Excerpt from a dataset
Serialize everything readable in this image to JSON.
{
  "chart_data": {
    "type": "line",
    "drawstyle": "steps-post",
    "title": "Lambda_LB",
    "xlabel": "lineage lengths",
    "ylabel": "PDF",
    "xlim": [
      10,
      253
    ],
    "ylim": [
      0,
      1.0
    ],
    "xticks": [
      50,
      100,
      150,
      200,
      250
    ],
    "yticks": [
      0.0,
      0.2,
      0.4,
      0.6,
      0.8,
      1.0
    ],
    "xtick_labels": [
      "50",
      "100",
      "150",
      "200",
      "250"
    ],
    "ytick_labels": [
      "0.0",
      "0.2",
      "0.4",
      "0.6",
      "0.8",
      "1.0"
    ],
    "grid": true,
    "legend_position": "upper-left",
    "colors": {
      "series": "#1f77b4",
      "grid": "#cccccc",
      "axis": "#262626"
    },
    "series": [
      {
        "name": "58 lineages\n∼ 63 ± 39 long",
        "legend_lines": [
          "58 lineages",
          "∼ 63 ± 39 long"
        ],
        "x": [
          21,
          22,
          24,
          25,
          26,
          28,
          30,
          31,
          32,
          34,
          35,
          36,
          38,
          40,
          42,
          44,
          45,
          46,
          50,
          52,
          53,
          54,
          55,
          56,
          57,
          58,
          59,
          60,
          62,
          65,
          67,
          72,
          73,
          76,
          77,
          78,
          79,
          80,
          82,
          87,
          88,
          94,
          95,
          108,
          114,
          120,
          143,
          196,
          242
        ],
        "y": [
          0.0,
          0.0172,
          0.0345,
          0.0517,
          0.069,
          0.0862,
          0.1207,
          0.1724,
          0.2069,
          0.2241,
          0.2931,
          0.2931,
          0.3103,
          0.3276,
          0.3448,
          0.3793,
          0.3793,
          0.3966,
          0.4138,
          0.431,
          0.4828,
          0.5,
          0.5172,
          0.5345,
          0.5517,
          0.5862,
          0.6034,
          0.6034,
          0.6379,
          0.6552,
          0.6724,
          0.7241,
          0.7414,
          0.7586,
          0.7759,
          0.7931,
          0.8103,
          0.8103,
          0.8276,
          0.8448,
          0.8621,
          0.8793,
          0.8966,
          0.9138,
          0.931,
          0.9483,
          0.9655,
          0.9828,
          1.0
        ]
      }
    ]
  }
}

● WHAT YOU HAVE TO DO
Restate every entry word for word.

● THE RESULT
Serialize everything readable in this image to JSON.
{
  "chart_data": {
    "type": "line",
    "drawstyle": "steps-post",
    "title": "Lambda_LB",
    "xlabel": "lineage lengths",
    "ylabel": "PDF",
    "xlim": [
      10,
      253
    ],
    "ylim": [
      0,
      1.0
    ],
    "xticks": [
      50,
      100,
      150,
      200,
      250
    ],
    "yticks": [
      0.0,
      0.2,
      0.4,
      0.6,
      0.8,
      1.0
    ],
    "xtick_labels": [
      "50",
      "100",
      "150",
      "200",
      "250"
    ],
    "ytick_labels": [
      "0.0",
      "0.2",
      "0.4",
      "0.6",
      "0.8",
      "1.0"
    ],
    "grid": true,
    "legend_position": "upper-left",
    "colors": {
      "series": "#1f77b4",
      "grid": "#cccccc",
      "axis": "#262626"
    },
    "series": [
      {
        "name": "58 lineages\n∼ 63 ± 39 long",
        "legend_lines": [
          "58 lineages",
          "∼ 63 ± 39 long"
        ],
        "x": [
          21,
          22,
          24,
          25,
          26,
          28,
          30,
          31,
          32,
          34,
          35,
          36,
          38,
          40,
          42,
          44,
          45,
          46,
          50,
          52,
          53,
          54,
          55,
          56,
          57,
          58,
          59,
          60,
          62,
          65,
          67,
          72,
          73,
          76,
          77,
          78,
          79,
          80,
          82,
          87,
          88,
          94,
          95,
          108,
          114,
          120,
          143,
          196,
          242
        ],
        "y": [
          0.0,
          0.0172,
          0.0345,
          0.0517,
          0.069,
          0.0862,
          0.1207,
          0.1724,
          0.2069,
          0.2241,
          0.2931,
          0.2931,
          0.3103,
          0.3276,
          0.3448,
          0.3793,
          0.3793,
          0.3966,
          0.4138,
          0.431,
          0.4828,
          0.5,
          0.5172,
          0.5345,
          0.5517,
          0.5862,
          0.6034,
          0.6034,
          0.6379,
          0.6552,
          0.6724,
          0.7241,
          0.7414,
          0.7586,
          0.7759,
          0.7931,
          0.8103,
          0.8103,
          0.8276,
          0.8448,
          0.8621,
          0.8793,
          0.8966,
          0.9138,
          0.931,
          0.9483,
          0.9655,
          0.9828,
          1.0
        ]
      }
    ]
  }
}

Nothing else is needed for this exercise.